» Texto da página

---+---

De acordo com o Metrô-SP, o uso dessa tecnologia será feito para o apoio na operação das linhas, permitindo a identificação e rastreamento de objetos suspeitos, além da detecção de invasão de áreas, como pessoas que entram na via. Além dessas, outras situações que colocam o passageiro em risco, bem como no auxílio na busca por pessoas desaparecidas também estão no escopo do sistema. Assim, o uso para fins de segurança pública será feito pela identificação de situações e não de dados e características pessoais, cabendo esse recurso às autoridades policiais, após a celebração de convênio específico para esta finalidade.
Entre as discussões que ainda não parecem claras à Samantha é, por exemplo, por quanto tempo os dados ficarão armazenados. “Eles trouxeram uma explicação de que os dados ficariam 30 dias. Esse é um outro ponto: todos esses dados coletados ficarão para sempre? A lei não permite essa guarda eterna. Teria que informar de forma bem ampla para ter uma ciência de que está sendo coletado.”
O que também não foi esclarecido pelo Metrô-SP, segundo Samantha, é se realmente os dados ficariam armazenados em um banco de dados internacional. Para a LGPD, dados sensíveis devem estar no Brasil. “Essa é uma discussão que foi trazida dentro do processo em andamento e é uma pauta ainda não esclarecida por parte do Metrô. Estamos trabalhando em uma liminar e esse é um questionamento dos órgãos do consumidor. O que foi dito é que os dados ficariam no próprio sistema contratado.”
Segundo o Metrô-SP, o compromisso da nova gestão é aumentar a segurança dos passageiros e a adoção do sistema vai auxiliar neste objetivo. Também será possível aperfeiçoar a operação e, com isso, melhorar o serviço prestado. Além de ampliar as zonas monitoradas das estações, as câmeras estarão integradas a uma central com recursos de inteligência artificial que podem gerar alertas em situações que impactem a circulação dos trens ou que possam atrapalhar a viagem dos passageiros.
Os alertas podem ser feitos em casos de crianças desacompanhadas ou objetos suspeitos deixados nas estações. Há também a intenção de formalização de um convênio com a Prefeitura para a integração de banco de dados para a busca por pessoas desaparecidas. O sistema poderá também ajudar na identificação de animais perdidos e até mesmo na contagem de pessoas, para auxiliar a estratégia de operação.

---+---

» Material fornecido

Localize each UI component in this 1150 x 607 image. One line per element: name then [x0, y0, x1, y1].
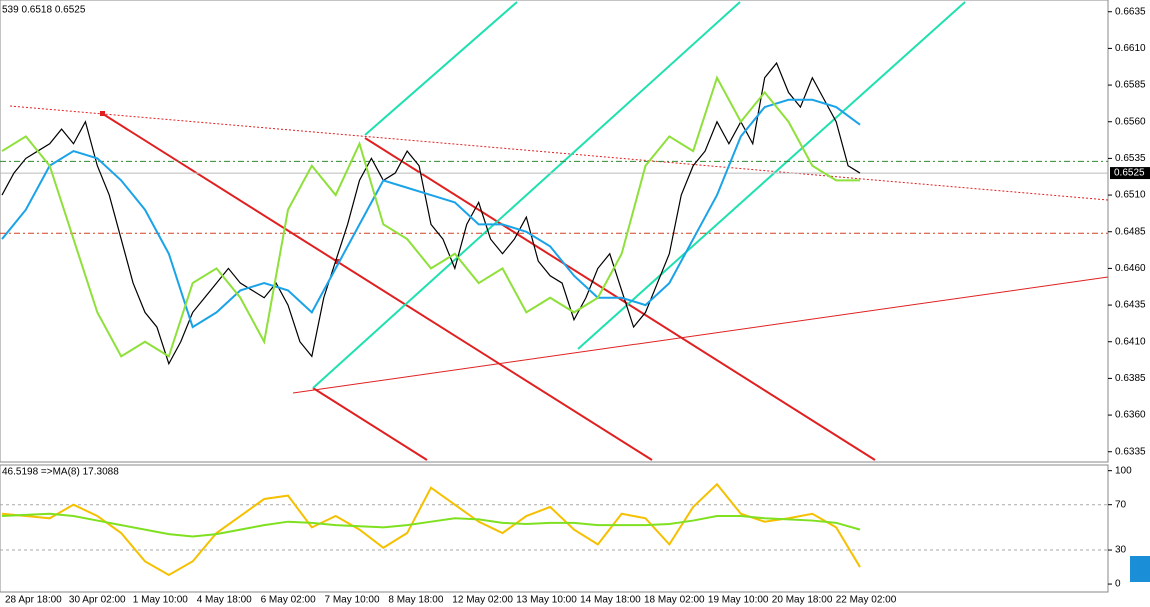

---+---

» Objetivo da atividade
De acordo com o texto sobre as câmeras do Metrô-SP, por que a dúvida sobre o armazenamento dos dados em um banco de dados internacional é relevante? Responda em uma a três frases.

» Atividade resolvida
A dúvida é relevante porque, segundo a LGPD, dados sensíveis devem estar no Brasil. Segundo Samantha, o Metrô-SP ainda não esclareceu esse ponto. Ele informou apenas que os dados ficariam no próprio sistema contratado.